→ DOCUMENT PASSAGE:
⟨
Re: Performance issues when the number of records are around 10 Million

From: "Kevin Grittner" <Kevin(dot)Grittner(at)wicourts(dot)gov>
To: "venu madhav" <venutaurus539(at)gmail(dot)com>
Cc: <pgsql-performance(at)postgresql(dot)org>
Subject: Re: Performance issues when the number of records are around 10 Million
Date: 2010-05-13 13:56:07
Message-ID: 4BEBBEA70200002500031699@gw.wicourts.gov
Views: Raw Message | Whole Thread | Download mbox | Resend email
Thread:
Lists: pgsql-performance

venu madhav <venutaurus539(at)gmail(dot)com> wrote:
> Kevin Grittner <Kevin(dot)Grittner(at)wicourts(dot)gov wrote:

>> > I calculate the count first.
>>
>> This and other comments suggest that the data is totally static
>> while this application is running. Is that correct?
⟩
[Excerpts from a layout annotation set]
⟨
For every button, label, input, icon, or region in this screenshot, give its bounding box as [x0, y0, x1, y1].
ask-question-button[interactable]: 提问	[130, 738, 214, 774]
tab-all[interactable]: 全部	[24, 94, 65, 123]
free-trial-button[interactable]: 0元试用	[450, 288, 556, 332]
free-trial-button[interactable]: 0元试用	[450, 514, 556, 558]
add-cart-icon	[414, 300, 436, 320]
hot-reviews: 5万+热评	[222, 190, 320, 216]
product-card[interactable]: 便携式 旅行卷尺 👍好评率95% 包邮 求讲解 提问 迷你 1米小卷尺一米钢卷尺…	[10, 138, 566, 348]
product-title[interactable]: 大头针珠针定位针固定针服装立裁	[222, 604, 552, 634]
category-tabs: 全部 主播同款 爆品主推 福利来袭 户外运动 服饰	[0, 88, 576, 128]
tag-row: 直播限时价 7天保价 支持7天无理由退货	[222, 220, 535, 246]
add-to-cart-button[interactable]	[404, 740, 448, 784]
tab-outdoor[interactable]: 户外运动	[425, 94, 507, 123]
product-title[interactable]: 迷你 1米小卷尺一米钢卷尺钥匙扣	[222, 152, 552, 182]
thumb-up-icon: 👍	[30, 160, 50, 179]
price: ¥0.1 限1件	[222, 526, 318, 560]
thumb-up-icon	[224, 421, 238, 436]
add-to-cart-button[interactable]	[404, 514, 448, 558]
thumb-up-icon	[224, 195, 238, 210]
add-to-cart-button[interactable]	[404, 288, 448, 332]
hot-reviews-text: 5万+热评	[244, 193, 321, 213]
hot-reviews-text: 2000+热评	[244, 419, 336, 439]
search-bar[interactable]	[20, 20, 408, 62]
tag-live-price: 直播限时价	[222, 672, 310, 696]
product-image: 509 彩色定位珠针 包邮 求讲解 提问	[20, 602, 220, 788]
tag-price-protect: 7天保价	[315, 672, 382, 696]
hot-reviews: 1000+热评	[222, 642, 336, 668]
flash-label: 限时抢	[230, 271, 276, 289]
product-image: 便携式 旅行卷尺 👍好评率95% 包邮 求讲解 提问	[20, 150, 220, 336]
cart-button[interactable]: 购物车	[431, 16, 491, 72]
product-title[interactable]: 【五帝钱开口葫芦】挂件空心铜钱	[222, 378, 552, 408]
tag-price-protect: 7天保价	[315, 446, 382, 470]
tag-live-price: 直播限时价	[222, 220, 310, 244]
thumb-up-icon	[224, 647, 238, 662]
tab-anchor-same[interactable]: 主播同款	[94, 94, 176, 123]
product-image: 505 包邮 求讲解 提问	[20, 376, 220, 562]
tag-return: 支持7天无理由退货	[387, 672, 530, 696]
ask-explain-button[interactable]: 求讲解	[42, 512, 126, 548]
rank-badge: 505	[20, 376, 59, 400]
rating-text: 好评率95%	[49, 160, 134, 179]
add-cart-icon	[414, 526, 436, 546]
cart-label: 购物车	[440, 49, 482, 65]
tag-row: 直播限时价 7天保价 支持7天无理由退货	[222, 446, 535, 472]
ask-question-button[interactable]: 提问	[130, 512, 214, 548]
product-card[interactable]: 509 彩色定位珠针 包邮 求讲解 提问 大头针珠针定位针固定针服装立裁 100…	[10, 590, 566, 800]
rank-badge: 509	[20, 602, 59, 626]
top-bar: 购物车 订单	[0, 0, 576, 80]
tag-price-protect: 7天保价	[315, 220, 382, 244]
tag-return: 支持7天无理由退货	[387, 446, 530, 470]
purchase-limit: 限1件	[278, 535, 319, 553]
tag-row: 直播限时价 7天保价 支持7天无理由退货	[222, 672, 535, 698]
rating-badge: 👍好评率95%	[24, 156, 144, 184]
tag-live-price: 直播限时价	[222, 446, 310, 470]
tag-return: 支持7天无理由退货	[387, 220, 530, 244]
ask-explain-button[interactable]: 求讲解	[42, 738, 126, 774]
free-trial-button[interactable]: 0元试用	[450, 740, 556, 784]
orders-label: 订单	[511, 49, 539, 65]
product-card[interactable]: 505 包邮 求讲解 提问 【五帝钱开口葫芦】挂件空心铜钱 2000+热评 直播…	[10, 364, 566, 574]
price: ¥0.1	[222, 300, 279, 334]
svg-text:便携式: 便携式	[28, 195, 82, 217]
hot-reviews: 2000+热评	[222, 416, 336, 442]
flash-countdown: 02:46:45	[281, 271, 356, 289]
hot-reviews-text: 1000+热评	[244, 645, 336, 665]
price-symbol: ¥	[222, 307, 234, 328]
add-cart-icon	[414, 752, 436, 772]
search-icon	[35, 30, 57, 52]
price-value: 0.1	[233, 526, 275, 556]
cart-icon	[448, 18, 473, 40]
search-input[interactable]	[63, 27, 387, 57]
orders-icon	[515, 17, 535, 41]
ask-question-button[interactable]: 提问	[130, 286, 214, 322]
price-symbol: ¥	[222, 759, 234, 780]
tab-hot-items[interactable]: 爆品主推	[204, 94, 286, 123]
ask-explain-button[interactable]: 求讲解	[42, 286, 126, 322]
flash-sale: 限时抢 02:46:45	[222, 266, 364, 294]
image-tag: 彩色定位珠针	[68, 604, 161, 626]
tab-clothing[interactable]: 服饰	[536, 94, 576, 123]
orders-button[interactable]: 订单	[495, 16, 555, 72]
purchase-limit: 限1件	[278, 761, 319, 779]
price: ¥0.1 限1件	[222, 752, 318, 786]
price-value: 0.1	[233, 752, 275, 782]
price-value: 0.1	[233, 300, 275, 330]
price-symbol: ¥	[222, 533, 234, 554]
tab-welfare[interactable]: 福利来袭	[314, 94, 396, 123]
⟩
→ TASKS TO COMPLETE:
A – Translate this sentence from the performance thread into Spanish: "This and other comments suggest that the data is totally static while this application is running."
B – From the performance thread, quote the passage starting at "venu madhav <venutaurus539(at)gmail(dot)com>" and ending at "Is that correct?".
C – Write what comes next in the performance thread, picking up after its final line.
Nothing in the records is needed for this work.

→ ANSWERS GIVEN:
A – Este y otros comentarios sugieren que los datos son totalmente estáticos mientras esta aplicación se está ejecutando.

B –
venu madhav <venutaurus539(at)gmail(dot)com> wrote:
> Kevin Grittner <Kevin(dot)Grittner(at)wicourts(dot)gov wrote:

>> > I calculate the count first.
>>
>> This and other comments suggest that the data is totally static
>> while this application is running. Is that correct?

C –
>>
> No, the data gets added when the application is running. As I've
> mentioned before it could be as faster as 100-400 records per
> second. And it is an important application which will be running
> 24/7.

Then how can you trust that the count you run before selecting is
accurate when you run the SELECT? Are they both in the same
REPEATABLE READ or SERIALIZABLE transaction?

>> Also, you didn't address the issue of storing enough information
>> on the page to read off either edge in the desired sequence with
>> just a LIMIT and no offset. "Last page" or "page up" would need
>> to reverse the direction on the ORDER BY. This would be very
>> fast if you have appropriate indexes. Your current technique can
>> never be made very fast.
>>
> I actually didn't understand what did you mean when you said
> "storing enough information on the page to read off either edge in
> the desired sequence with just a LIMIT and no offset". What kind
> of information can we store to improve the performance.

Well, for starters, it's entirely possible that the "hitlist"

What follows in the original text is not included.